* Begin Provided information *
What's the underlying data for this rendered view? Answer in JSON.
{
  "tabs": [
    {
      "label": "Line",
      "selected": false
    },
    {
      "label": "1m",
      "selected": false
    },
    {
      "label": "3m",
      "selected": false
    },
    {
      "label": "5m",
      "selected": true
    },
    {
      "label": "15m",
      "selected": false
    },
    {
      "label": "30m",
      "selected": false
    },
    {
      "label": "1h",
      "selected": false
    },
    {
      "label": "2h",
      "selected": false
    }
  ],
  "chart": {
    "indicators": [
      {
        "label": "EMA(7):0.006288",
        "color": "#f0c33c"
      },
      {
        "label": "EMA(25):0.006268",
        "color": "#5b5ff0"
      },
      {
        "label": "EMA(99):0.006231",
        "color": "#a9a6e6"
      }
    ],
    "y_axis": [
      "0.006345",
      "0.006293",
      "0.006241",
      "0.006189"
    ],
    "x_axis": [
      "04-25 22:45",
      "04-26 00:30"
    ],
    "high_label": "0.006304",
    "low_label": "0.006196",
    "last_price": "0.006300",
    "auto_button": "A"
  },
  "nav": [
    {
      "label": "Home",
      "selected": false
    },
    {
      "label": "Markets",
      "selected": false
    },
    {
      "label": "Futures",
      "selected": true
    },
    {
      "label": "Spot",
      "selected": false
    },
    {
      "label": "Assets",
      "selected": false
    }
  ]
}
* End Provided information *
Short task:
Reproduce all the data word for word.

Written reply:
What's the underlying data for this rendered view? Answer in JSON.
{
  "tabs": [
    {
      "label": "Line",
      "selected": false
    },
    {
      "label": "1m",
      "selected": false
    },
    {
      "label": "3m",
      "selected": false
    },
    {
      "label": "5m",
      "selected": true
    },
    {
      "label": "15m",
      "selected": false
    },
    {
      "label": "30m",
      "selected": false
    },
    {
      "label": "1h",
      "selected": false
    },
    {
      "label": "2h",
      "selected": false
    }
  ],
  "chart": {
    "indicators": [
      {
        "label": "EMA(7):0.006288",
        "color": "#f0c33c"
      },
      {
        "label": "EMA(25):0.006268",
        "color": "#5b5ff0"
      },
      {
        "label": "EMA(99):0.006231",
        "color": "#a9a6e6"
      }
    ],
    "y_axis": [
      "0.006345",
      "0.006293",
      "0.006241",
      "0.006189"
    ],
    "x_axis": [
      "04-25 22:45",
      "04-26 00:30"
    ],
    "high_label": "0.006304",
    "low_label": "0.006196",
    "last_price": "0.006300",
    "auto_button": "A"
  },
  "nav": [
    {
      "label": "Home",
      "selected": false
    },
    {
      "label": "Markets",
      "selected": false
    },
    {
      "label": "Futures",
      "selected": true
    },
    {
      "label": "Spot",
      "selected": false
    },
    {
      "label": "Assets",
      "selected": false
    }
  ]
}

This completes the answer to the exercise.